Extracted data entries
=====

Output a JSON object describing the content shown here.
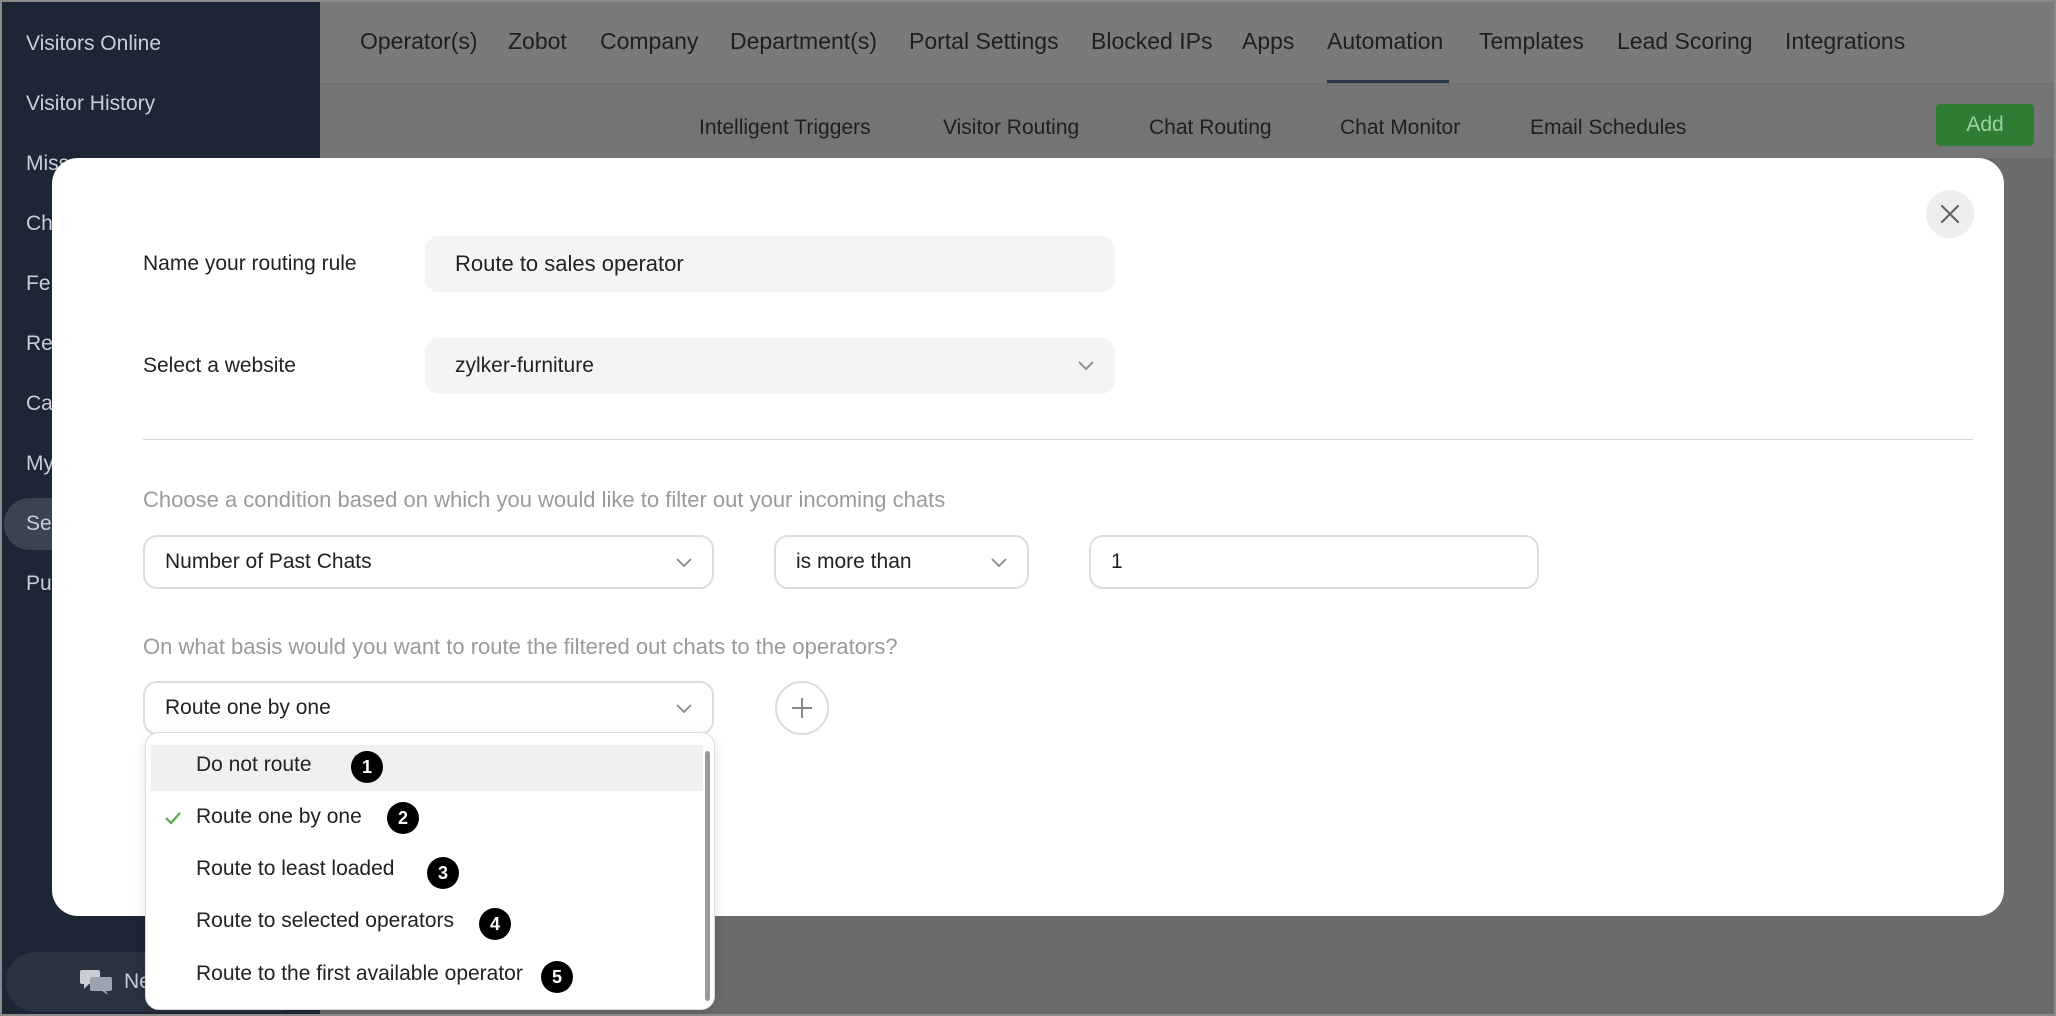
{
  "sidebar": {
    "items": [
      {
        "label": "Visitors Online"
      },
      {
        "label": "Visitor History"
      },
      {
        "label": "Miss"
      },
      {
        "label": "Ch"
      },
      {
        "label": "Fe"
      },
      {
        "label": "Re"
      },
      {
        "label": "Ca"
      },
      {
        "label": "My"
      },
      {
        "label": "Se"
      },
      {
        "label": "Pu"
      }
    ],
    "new_chat_label": "Ne"
  },
  "topnav": {
    "tabs": [
      {
        "label": "Operator(s)"
      },
      {
        "label": "Zobot"
      },
      {
        "label": "Company"
      },
      {
        "label": "Department(s)"
      },
      {
        "label": "Portal Settings"
      },
      {
        "label": "Blocked IPs"
      },
      {
        "label": "Apps"
      },
      {
        "label": "Automation"
      },
      {
        "label": "Templates"
      },
      {
        "label": "Lead Scoring"
      },
      {
        "label": "Integrations"
      }
    ],
    "active_tab": "Automation"
  },
  "subnav": {
    "tabs": [
      {
        "label": "Intelligent Triggers"
      },
      {
        "label": "Visitor Routing"
      },
      {
        "label": "Chat Routing"
      },
      {
        "label": "Chat Monitor"
      },
      {
        "label": "Email Schedules"
      }
    ],
    "add_label": "Add"
  },
  "modal": {
    "rule_name_label": "Name your routing rule",
    "rule_name_value": "Route to sales operator",
    "website_label": "Select a website",
    "website_value": "zylker-furniture",
    "condition_question": "Choose a condition based on which you would like to filter out your incoming chats",
    "condition_field": "Number of Past Chats",
    "condition_operator": "is more than",
    "condition_value": "1",
    "routing_question": "On what basis would you want to route the filtered out chats to the operators?",
    "routing_selected": "Route one by one",
    "routing_options": [
      {
        "label": "Do not route",
        "badge": "1"
      },
      {
        "label": "Route one by one",
        "badge": "2"
      },
      {
        "label": "Route to least loaded",
        "badge": "3"
      },
      {
        "label": "Route to selected operators",
        "badge": "4"
      },
      {
        "label": "Route to the first available operator",
        "badge": "5"
      }
    ]
  },
  "colors": {
    "sidebar_bg": "#1d2634",
    "add_button": "#2e7d32",
    "check_green": "#5aa84a",
    "badge": "#000000"
  },
  "icons": {
    "close": "close-icon",
    "chevron": "chevron-down-icon",
    "plus": "plus-icon",
    "check": "check-icon",
    "chat": "chat-bubbles-icon"
  }
}
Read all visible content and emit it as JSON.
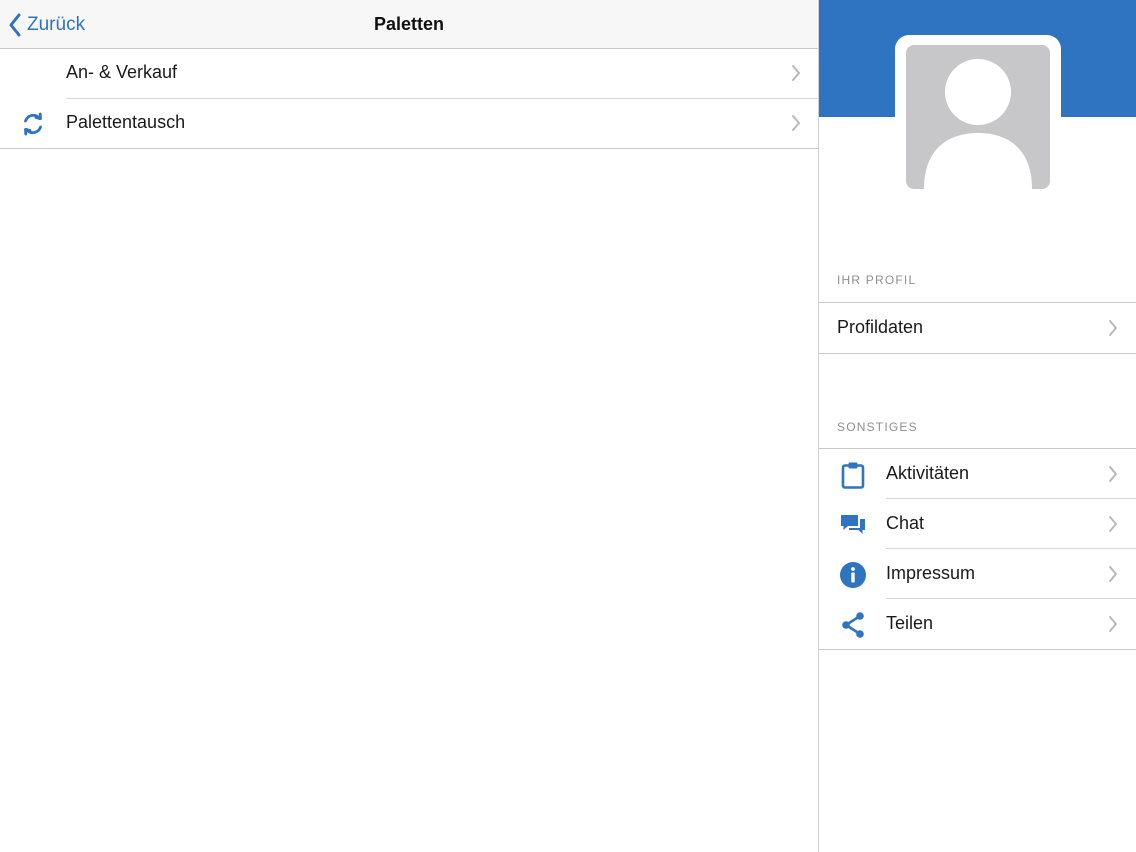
{
  "colors": {
    "accent": "#2f74c0",
    "navbar_bg": "#f7f7f8",
    "separator": "#c8c7cc",
    "avatar_placeholder": "#c7c7c9",
    "section_header_text": "#8e8e93"
  },
  "navbar": {
    "back_label": "Zurück",
    "title": "Paletten"
  },
  "menu": {
    "items": [
      {
        "label": "An- & Verkauf",
        "icon": "none"
      },
      {
        "label": "Palettentausch",
        "icon": "sync-icon"
      }
    ]
  },
  "sidebar": {
    "profile_section": {
      "header": "IHR PROFIL",
      "items": [
        {
          "label": "Profildaten"
        }
      ]
    },
    "other_section": {
      "header": "SONSTIGES",
      "items": [
        {
          "label": "Aktivitäten",
          "icon": "clipboard-icon"
        },
        {
          "label": "Chat",
          "icon": "chat-bubbles-icon"
        },
        {
          "label": "Impressum",
          "icon": "info-icon"
        },
        {
          "label": "Teilen",
          "icon": "share-icon"
        }
      ]
    }
  }
}
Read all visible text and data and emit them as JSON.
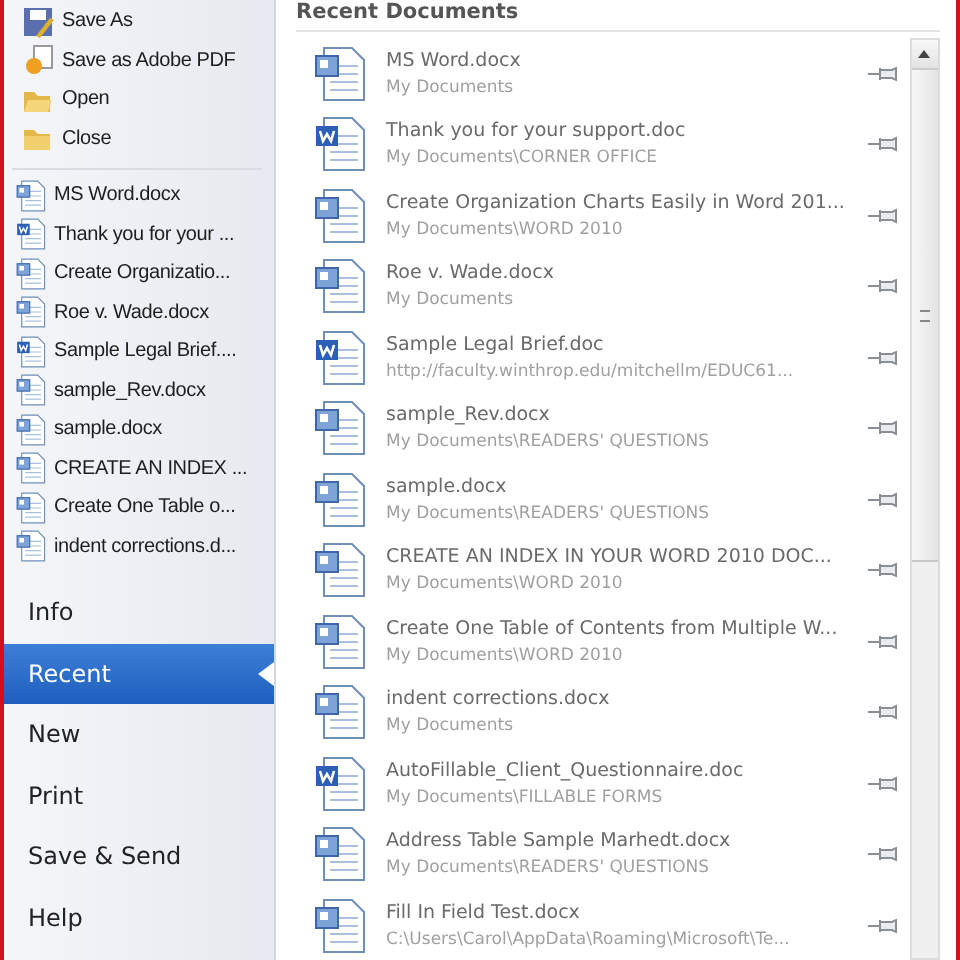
{
  "actions": [
    {
      "label": "Save As",
      "kind": "save-as"
    },
    {
      "label": "Save as Adobe PDF",
      "kind": "pdf"
    },
    {
      "label": "Open",
      "kind": "open"
    },
    {
      "label": "Close",
      "kind": "close"
    }
  ],
  "quick_files": [
    {
      "label": "MS Word.docx",
      "kind": "docx"
    },
    {
      "label": "Thank you for your ...",
      "kind": "doc"
    },
    {
      "label": "Create Organizatio...",
      "kind": "docx"
    },
    {
      "label": "Roe v. Wade.docx",
      "kind": "docx"
    },
    {
      "label": "Sample Legal Brief....",
      "kind": "doc"
    },
    {
      "label": "sample_Rev.docx",
      "kind": "docx"
    },
    {
      "label": "sample.docx",
      "kind": "docx"
    },
    {
      "label": "CREATE AN INDEX ...",
      "kind": "docx"
    },
    {
      "label": "Create One Table o...",
      "kind": "docx"
    },
    {
      "label": "indent corrections.d...",
      "kind": "docx"
    }
  ],
  "nav": [
    {
      "label": "Info",
      "selected": false
    },
    {
      "label": "Recent",
      "selected": true
    },
    {
      "label": "New",
      "selected": false
    },
    {
      "label": "Print",
      "selected": false
    },
    {
      "label": "Save & Send",
      "selected": false
    },
    {
      "label": "Help",
      "selected": false
    }
  ],
  "recent": {
    "title": "Recent Documents",
    "items": [
      {
        "name": "MS Word.docx",
        "path": "My Documents",
        "kind": "docx"
      },
      {
        "name": "Thank you for your support.doc",
        "path": "My Documents\\CORNER OFFICE",
        "kind": "doc"
      },
      {
        "name": "Create Organization Charts Easily in Word 201...",
        "path": "My Documents\\WORD 2010",
        "kind": "docx"
      },
      {
        "name": "Roe v. Wade.docx",
        "path": "My Documents",
        "kind": "docx"
      },
      {
        "name": "Sample Legal Brief.doc",
        "path": "http://faculty.winthrop.edu/mitchellm/EDUC61...",
        "kind": "doc"
      },
      {
        "name": "sample_Rev.docx",
        "path": "My Documents\\READERS' QUESTIONS",
        "kind": "docx"
      },
      {
        "name": "sample.docx",
        "path": "My Documents\\READERS' QUESTIONS",
        "kind": "docx"
      },
      {
        "name": "CREATE AN INDEX IN YOUR WORD 2010 DOC...",
        "path": "My Documents\\WORD 2010",
        "kind": "docx"
      },
      {
        "name": "Create One Table of Contents from Multiple W...",
        "path": "My Documents\\WORD 2010",
        "kind": "docx"
      },
      {
        "name": "indent corrections.docx",
        "path": "My Documents",
        "kind": "docx"
      },
      {
        "name": "AutoFillable_Client_Questionnaire.doc",
        "path": "My Documents\\FILLABLE FORMS",
        "kind": "doc"
      },
      {
        "name": "Address Table Sample Marhedt.docx",
        "path": "My Documents\\READERS' QUESTIONS",
        "kind": "docx"
      },
      {
        "name": "Fill In Field Test.docx",
        "path": "C:\\Users\\Carol\\AppData\\Roaming\\Microsoft\\Te...",
        "kind": "docx"
      }
    ]
  }
}
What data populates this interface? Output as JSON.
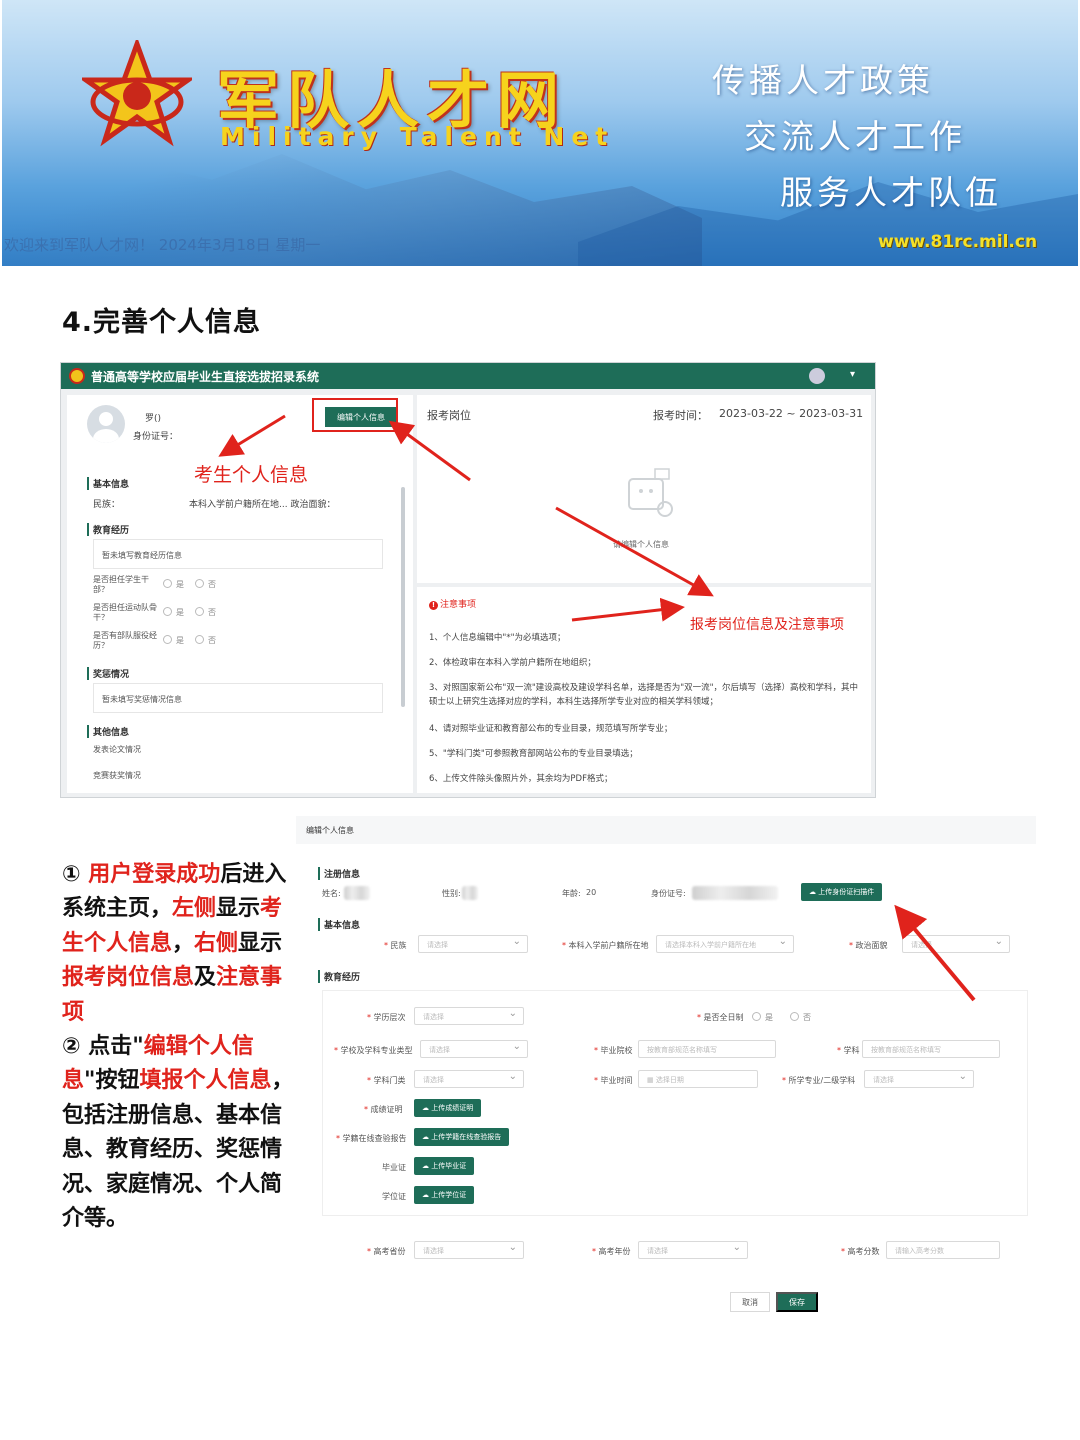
{
  "banner": {
    "logo_cn": "军队人才网",
    "logo_en": "Military Talent Net",
    "slogans": [
      "传播人才政策",
      "交流人才工作",
      "服务人才队伍"
    ],
    "welcome": "欢迎来到军队人才网！ 2024年3月18日 星期一",
    "url": "www.81rc.mil.cn"
  },
  "section_title": "4.完善个人信息",
  "system": {
    "title": "普通高等学校应届毕业生直接选拔招录系统",
    "profile": {
      "name_prefix": "罗()",
      "id_label": "身份证号：",
      "edit_button": "编辑个人信息",
      "basic_info": "基本信息",
      "basic_row": "民族：",
      "basic_row2": "本科入学前户籍所在地...  政治面貌：",
      "education": "教育经历",
      "education_empty": "暂未填写教育经历信息",
      "q1": "是否担任学生干部？",
      "q2": "是否担任运动队骨干？",
      "q3": "是否有部队服役经历？",
      "yes": "是",
      "no": "否",
      "awards": "奖惩情况",
      "awards_empty": "暂未填写奖惩情况信息",
      "other": "其他信息",
      "o1": "发表论文情况",
      "o2": "竞赛获奖情况"
    },
    "position": {
      "label": "报考岗位",
      "time_label": "报考时间：",
      "time_value": "2023-03-22 ~ 2023-03-31",
      "empty_hint": "请编辑个人信息"
    },
    "notice": {
      "title": "注意事项",
      "items": [
        "1、个人信息编辑中\"*\"为必填选项；",
        "2、体检政审在本科入学前户籍所在地组织；",
        "3、对照国家新公布\"双一流\"建设高校及建设学科名单，选择是否为\"双一流\"，尔后填写（选择）高校和学科，其中硕士以上研究生选择对应的学科，本科生选择所学专业对应的相关学科领域；",
        "4、请对照毕业证和教育部公布的专业目录，规范填写所学专业；",
        "5、\"学科门类\"可参照教育部网站公布的专业目录填选；",
        "6、上传文件除头像照片外，其余均为PDF格式；"
      ]
    }
  },
  "annotations": {
    "left": "考生个人信息",
    "right": "报考岗位信息及注意事项"
  },
  "instructions": {
    "p1_num": "① ",
    "p1_a": "用户登录成功",
    "p1_b": "后进入系统主页，",
    "p1_c": "左侧",
    "p1_d": "显示",
    "p1_e": "考生个人信息",
    "p1_f": "，",
    "p1_g": "右侧",
    "p1_h": "显示",
    "p1_i": "报考岗位信息",
    "p1_j": "及",
    "p1_k": "注意事项",
    "p2_num": "② 点击\"",
    "p2_a": "编辑个人信息",
    "p2_b": "\"按钮",
    "p2_c": "填报个人信息",
    "p2_d": "，包括注册信息、基本信息、教育经历、奖惩情况、家庭情况、个人简介等。"
  },
  "form": {
    "header": "编辑个人信息",
    "reg_info": "注册信息",
    "name_label": "姓名:",
    "gender_label": "性别:",
    "age_label": "年龄:",
    "age_value": "20",
    "id_label": "身份证号:",
    "upload_id": "上传身份证扫描件",
    "basic_info": "基本信息",
    "ethnic_label": "民族",
    "ethnic_ph": "请选择",
    "hukou_label": "本科入学前户籍所在地",
    "hukou_ph": "请选择本科入学前户籍所在地",
    "political_label": "政治面貌",
    "education": "教育经历",
    "level_label": "学历层次",
    "fulltime_label": "是否全日制",
    "yes": "是",
    "no": "否",
    "school_type_label": "学校及学科专业类型",
    "school_label": "毕业院校",
    "school_ph": "按教育部规范名称填写",
    "subject_label": "学科",
    "subject_ph": "按教育部规范名称填写",
    "category_label": "学科门类",
    "grad_time_label": "毕业时间",
    "grad_time_ph": "选择日期",
    "major_label": "所学专业/二级学科",
    "transcript_label": "成绩证明",
    "upload_transcript": "上传成绩证明",
    "xuexin_label": "学籍在线查验报告",
    "upload_xuexin": "上传学籍在线查验报告",
    "diploma_label": "毕业证",
    "upload_diploma": "上传毕业证",
    "degree_label": "学位证",
    "upload_degree": "上传学位证",
    "gk_prov_label": "高考省份",
    "gk_year_label": "高考年份",
    "gk_score_label": "高考分数",
    "gk_score_ph": "请输入高考分数",
    "select_ph": "请选择",
    "cancel": "取消",
    "save": "保存"
  },
  "colors": {
    "accent": "#1e6d58",
    "annotation": "#e0231c"
  }
}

=====

DIRECTIVE
For the data above, state how many lines contain "INDEX"; the number is the whole answer.

WRITTEN RESPONSE
2